(Dataset records on visual material)
%%

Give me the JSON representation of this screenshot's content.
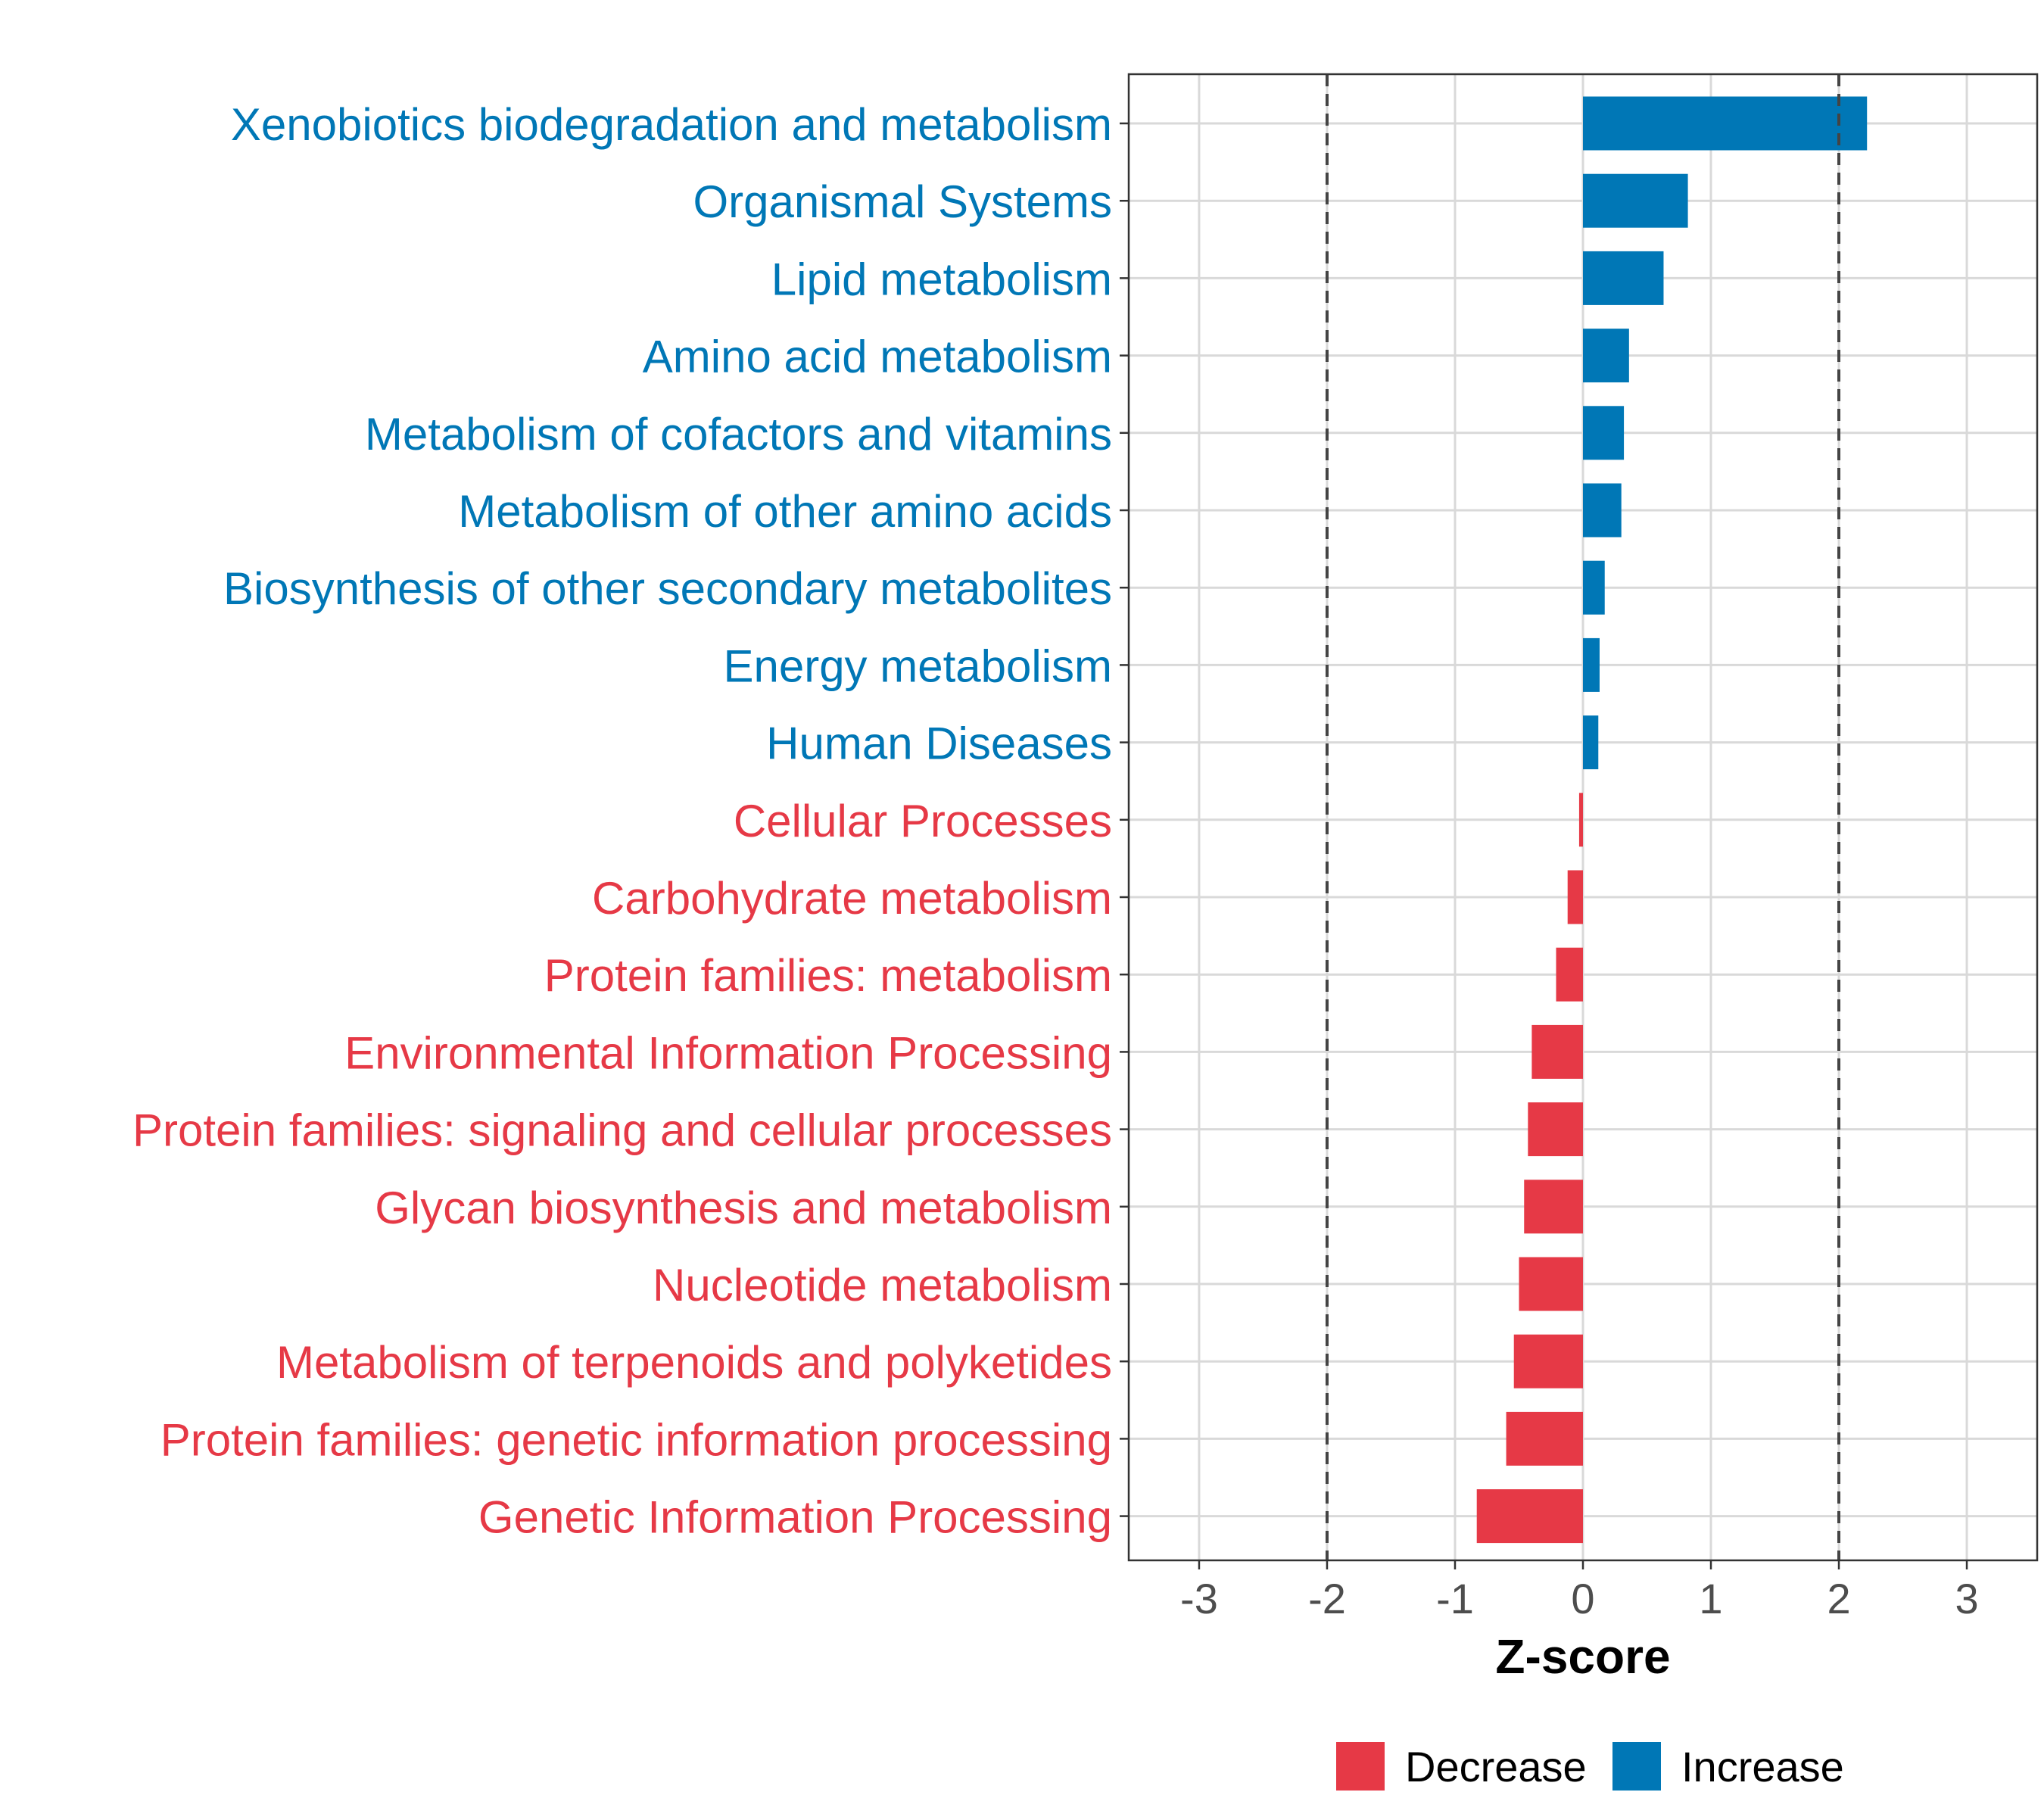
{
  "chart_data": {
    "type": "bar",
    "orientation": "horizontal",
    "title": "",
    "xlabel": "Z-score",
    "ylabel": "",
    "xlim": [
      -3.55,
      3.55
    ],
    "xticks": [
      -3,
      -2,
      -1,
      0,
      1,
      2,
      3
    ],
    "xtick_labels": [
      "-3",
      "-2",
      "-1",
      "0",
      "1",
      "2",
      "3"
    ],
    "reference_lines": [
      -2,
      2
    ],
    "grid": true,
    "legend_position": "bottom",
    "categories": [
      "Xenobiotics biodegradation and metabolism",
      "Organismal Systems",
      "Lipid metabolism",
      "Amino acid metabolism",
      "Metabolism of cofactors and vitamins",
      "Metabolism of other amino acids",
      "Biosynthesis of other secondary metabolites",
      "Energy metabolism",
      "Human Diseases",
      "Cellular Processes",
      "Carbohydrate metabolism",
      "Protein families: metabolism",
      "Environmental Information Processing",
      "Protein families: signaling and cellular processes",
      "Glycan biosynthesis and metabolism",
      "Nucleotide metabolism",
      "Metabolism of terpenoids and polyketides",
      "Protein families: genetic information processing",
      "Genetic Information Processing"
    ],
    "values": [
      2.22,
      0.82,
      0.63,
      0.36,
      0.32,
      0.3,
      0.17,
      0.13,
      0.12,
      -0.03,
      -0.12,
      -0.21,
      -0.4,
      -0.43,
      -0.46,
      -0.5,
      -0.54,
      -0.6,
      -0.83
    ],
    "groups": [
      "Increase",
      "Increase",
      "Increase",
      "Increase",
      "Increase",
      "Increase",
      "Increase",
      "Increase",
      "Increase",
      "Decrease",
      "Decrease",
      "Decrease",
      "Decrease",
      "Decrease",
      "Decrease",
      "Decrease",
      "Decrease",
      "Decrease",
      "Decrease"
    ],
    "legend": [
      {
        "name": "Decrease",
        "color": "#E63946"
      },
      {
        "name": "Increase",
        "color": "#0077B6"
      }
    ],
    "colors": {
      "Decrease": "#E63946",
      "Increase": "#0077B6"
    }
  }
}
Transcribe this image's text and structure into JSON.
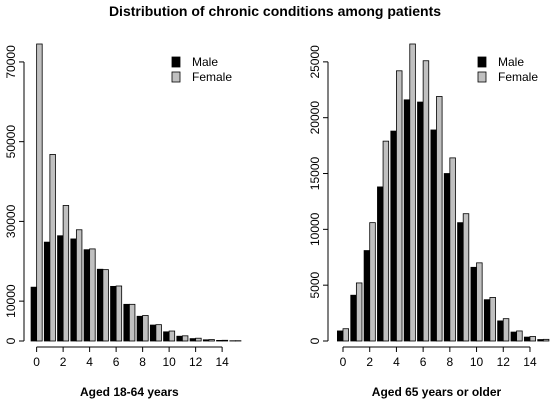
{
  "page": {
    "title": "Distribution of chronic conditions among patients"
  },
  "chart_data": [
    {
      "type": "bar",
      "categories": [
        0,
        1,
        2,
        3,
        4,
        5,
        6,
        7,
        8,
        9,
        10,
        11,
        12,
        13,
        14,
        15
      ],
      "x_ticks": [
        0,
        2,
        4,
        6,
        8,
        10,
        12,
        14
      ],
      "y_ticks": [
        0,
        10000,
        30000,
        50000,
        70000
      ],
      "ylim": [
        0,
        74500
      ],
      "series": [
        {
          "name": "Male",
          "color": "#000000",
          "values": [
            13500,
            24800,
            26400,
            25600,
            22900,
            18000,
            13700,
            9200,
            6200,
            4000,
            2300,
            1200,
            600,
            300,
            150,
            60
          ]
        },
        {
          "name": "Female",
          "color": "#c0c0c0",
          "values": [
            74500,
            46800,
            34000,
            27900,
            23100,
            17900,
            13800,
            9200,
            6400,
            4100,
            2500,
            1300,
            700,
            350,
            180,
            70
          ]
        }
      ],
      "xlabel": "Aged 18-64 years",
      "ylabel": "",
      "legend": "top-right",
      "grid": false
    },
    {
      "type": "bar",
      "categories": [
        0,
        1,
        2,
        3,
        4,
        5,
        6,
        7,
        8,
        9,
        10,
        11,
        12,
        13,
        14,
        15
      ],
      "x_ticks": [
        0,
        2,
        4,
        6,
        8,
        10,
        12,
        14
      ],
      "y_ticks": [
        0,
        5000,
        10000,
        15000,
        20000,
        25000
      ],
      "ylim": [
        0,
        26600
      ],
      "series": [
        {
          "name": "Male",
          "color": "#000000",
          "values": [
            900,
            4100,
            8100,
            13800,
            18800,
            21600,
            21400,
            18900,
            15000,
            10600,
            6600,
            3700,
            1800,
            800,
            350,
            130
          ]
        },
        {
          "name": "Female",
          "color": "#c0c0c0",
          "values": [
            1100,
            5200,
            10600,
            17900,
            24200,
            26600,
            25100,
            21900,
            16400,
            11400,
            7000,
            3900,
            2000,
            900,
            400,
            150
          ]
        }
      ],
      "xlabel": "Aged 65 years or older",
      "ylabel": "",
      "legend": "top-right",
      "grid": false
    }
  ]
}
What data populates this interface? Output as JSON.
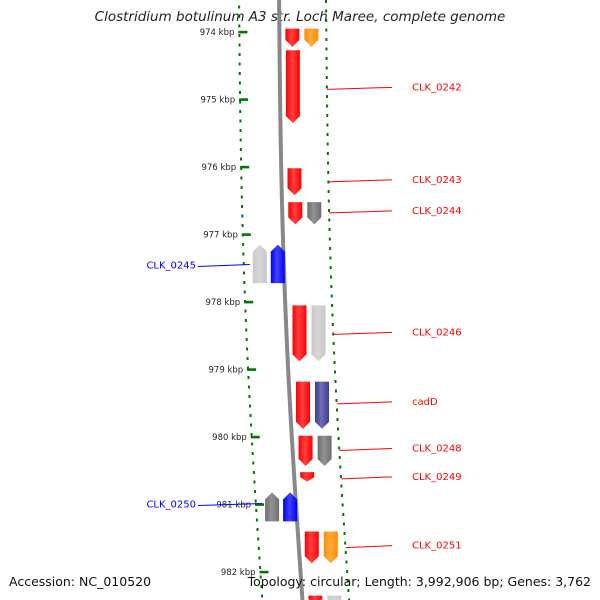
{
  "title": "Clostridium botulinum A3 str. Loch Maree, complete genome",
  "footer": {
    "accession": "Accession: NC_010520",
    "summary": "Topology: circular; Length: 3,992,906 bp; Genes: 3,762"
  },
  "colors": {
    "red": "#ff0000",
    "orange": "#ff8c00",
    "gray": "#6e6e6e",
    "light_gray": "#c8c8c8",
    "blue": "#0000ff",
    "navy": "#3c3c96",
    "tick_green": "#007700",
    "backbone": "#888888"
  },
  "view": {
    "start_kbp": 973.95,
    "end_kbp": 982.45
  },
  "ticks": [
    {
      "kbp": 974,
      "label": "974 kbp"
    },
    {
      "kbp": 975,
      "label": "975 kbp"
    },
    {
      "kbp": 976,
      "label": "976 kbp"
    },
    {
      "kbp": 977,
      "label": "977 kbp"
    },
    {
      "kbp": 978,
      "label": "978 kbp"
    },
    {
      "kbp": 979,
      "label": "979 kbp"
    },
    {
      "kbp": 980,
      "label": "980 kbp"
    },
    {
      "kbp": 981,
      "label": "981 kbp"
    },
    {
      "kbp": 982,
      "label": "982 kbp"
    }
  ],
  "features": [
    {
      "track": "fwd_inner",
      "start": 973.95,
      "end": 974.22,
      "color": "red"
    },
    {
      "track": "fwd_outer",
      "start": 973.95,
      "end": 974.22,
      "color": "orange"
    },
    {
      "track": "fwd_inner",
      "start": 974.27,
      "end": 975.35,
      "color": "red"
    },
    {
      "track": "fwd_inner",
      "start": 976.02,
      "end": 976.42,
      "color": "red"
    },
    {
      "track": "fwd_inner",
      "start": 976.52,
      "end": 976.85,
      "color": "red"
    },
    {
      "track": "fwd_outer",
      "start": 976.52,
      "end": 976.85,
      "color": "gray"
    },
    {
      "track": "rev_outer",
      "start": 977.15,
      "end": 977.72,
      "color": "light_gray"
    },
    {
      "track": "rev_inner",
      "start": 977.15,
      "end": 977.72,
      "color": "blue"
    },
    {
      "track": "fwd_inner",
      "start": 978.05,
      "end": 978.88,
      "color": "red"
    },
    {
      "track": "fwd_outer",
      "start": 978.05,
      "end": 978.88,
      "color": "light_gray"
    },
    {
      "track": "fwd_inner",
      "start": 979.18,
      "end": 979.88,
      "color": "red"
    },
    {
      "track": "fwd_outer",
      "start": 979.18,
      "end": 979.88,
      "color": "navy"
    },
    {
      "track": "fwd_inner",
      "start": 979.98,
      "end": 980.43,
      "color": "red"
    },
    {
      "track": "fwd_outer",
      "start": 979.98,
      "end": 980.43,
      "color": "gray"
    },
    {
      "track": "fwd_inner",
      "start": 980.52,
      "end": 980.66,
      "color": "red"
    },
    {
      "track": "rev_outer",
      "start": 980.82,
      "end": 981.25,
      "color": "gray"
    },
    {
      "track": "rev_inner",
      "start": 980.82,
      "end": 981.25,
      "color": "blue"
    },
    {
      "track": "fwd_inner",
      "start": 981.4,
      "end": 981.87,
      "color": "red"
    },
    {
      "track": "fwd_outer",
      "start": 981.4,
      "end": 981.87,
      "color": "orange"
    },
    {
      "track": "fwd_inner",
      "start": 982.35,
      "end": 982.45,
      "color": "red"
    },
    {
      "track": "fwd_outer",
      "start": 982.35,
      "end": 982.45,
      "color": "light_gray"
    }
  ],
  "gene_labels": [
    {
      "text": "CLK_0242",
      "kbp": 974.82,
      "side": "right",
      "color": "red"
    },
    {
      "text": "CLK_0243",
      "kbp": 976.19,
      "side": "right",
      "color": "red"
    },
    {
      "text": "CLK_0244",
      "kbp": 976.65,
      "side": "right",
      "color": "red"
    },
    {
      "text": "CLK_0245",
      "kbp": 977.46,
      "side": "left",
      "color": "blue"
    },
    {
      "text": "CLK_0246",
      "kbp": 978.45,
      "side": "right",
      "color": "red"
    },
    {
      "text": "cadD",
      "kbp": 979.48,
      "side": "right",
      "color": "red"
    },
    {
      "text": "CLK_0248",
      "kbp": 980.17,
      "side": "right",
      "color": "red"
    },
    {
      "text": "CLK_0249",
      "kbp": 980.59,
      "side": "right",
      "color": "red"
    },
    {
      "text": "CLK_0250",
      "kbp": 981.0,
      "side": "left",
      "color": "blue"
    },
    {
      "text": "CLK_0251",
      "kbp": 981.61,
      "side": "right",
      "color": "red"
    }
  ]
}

%%

**TASK PROMPT:** What is the number of lines in the entries above that contain the word "Protein"? Answer with that number only.

**WRITTEN ANSWER:** 3